*Task prompt:* Within the records below, find each line that holds the string "subscribers", then copy it.

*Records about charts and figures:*

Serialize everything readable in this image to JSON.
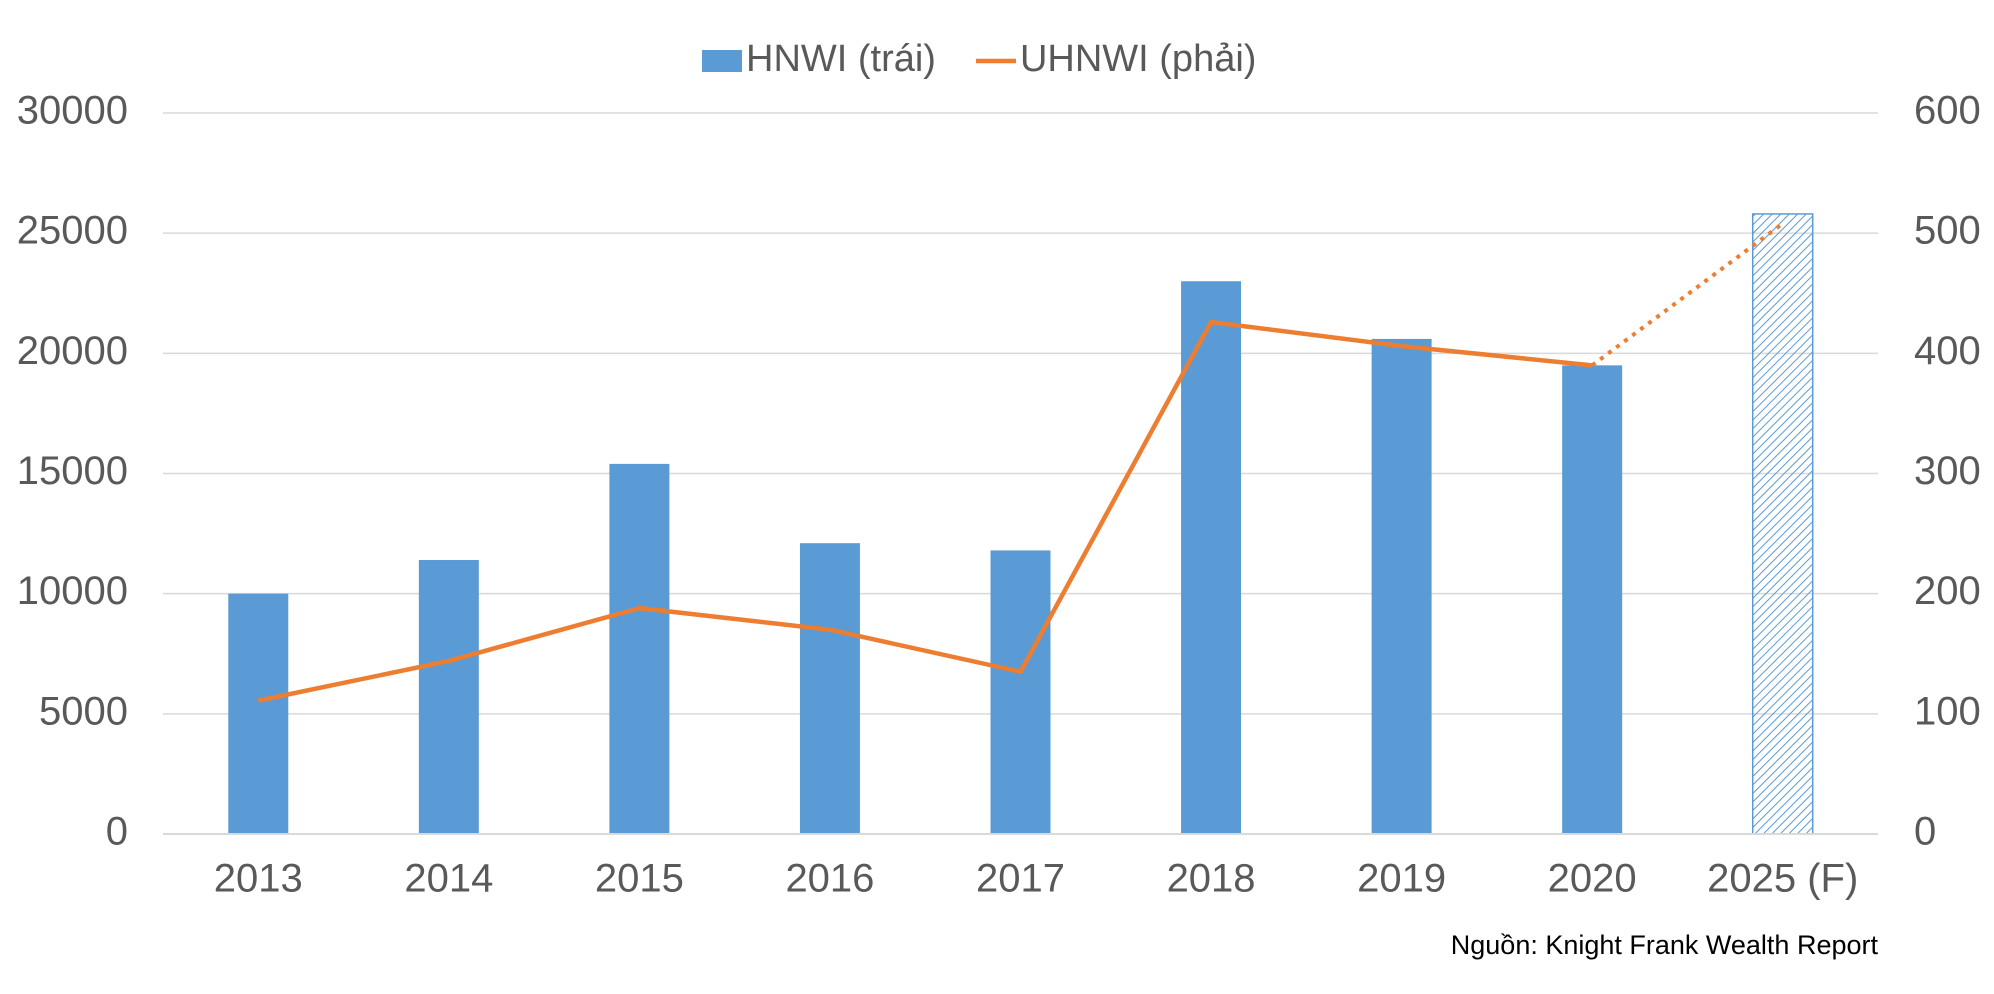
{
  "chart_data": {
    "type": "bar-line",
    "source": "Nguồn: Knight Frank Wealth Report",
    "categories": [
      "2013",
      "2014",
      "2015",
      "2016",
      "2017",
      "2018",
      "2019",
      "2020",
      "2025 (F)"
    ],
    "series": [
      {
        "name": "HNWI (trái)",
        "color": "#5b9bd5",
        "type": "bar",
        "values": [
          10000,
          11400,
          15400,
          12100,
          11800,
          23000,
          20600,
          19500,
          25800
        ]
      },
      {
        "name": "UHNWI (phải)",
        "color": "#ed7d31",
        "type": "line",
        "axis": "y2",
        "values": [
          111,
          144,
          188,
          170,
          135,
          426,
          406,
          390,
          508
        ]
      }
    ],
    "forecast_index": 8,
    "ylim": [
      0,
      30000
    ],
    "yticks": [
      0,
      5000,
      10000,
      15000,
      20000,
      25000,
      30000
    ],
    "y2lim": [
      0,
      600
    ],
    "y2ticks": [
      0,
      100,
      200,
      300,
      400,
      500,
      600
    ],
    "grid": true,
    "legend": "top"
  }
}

==

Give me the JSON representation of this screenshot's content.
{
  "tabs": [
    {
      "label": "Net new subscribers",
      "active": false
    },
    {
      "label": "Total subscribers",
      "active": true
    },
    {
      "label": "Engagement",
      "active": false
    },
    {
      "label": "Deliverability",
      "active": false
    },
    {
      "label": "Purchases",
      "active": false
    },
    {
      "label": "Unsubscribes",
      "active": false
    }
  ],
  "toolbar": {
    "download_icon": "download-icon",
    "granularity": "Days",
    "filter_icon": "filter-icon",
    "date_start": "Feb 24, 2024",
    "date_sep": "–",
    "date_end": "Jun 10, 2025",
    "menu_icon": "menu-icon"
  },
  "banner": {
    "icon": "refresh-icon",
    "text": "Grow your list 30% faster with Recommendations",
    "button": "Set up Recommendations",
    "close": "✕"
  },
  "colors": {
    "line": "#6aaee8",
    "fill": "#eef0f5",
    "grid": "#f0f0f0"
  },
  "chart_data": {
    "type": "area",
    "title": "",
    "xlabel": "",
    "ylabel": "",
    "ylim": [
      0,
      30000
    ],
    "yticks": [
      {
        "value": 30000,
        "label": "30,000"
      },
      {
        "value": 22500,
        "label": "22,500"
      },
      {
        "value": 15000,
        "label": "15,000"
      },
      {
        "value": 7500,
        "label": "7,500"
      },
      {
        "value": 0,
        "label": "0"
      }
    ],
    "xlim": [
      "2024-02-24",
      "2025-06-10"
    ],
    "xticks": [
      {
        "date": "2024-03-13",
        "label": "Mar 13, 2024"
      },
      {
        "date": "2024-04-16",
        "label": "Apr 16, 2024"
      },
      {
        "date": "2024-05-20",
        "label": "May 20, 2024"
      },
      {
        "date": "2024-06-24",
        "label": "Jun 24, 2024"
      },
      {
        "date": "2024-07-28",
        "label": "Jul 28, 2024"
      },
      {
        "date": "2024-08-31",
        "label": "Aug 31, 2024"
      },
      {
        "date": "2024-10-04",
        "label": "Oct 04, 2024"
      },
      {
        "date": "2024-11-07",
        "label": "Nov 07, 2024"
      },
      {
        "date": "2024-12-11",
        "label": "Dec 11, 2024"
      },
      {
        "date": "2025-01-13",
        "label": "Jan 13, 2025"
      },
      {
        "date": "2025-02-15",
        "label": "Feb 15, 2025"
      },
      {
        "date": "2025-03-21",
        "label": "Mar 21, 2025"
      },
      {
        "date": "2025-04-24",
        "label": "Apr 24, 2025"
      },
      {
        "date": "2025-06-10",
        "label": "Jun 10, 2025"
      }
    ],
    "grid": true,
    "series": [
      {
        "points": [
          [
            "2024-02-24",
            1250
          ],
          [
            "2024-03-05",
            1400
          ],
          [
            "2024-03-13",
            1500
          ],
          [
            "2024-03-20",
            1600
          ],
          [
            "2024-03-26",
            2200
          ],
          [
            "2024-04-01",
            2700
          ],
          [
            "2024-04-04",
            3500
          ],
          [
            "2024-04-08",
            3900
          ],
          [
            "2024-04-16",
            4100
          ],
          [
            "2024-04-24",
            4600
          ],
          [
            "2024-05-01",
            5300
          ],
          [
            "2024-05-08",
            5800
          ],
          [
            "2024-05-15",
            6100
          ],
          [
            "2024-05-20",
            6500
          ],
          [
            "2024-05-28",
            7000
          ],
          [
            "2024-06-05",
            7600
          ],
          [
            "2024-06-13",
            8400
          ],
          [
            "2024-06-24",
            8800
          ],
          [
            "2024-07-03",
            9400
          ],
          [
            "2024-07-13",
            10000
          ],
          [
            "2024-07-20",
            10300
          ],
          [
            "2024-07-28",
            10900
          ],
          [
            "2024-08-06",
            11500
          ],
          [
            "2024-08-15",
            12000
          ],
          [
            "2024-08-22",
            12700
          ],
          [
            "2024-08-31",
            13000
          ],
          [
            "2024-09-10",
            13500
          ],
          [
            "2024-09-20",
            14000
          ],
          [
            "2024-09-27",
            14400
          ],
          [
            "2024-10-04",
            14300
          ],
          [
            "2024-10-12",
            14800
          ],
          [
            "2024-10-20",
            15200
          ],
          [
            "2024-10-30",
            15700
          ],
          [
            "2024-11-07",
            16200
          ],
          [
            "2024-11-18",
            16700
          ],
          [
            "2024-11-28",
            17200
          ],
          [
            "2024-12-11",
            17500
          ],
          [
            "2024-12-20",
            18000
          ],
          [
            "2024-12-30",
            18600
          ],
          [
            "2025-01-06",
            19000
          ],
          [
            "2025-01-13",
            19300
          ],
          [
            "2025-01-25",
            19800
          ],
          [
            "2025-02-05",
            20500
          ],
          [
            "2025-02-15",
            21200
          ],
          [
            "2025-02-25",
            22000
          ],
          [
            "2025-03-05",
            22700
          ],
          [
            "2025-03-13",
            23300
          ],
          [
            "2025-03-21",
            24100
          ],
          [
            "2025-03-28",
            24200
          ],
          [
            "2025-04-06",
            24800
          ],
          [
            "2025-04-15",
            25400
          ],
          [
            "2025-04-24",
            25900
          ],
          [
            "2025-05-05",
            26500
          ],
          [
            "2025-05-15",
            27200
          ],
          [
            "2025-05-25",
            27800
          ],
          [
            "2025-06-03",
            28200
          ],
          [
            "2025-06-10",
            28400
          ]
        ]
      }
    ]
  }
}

*Response to this exercise:*
      "label": "Net new subscribers",
      "label": "Total subscribers",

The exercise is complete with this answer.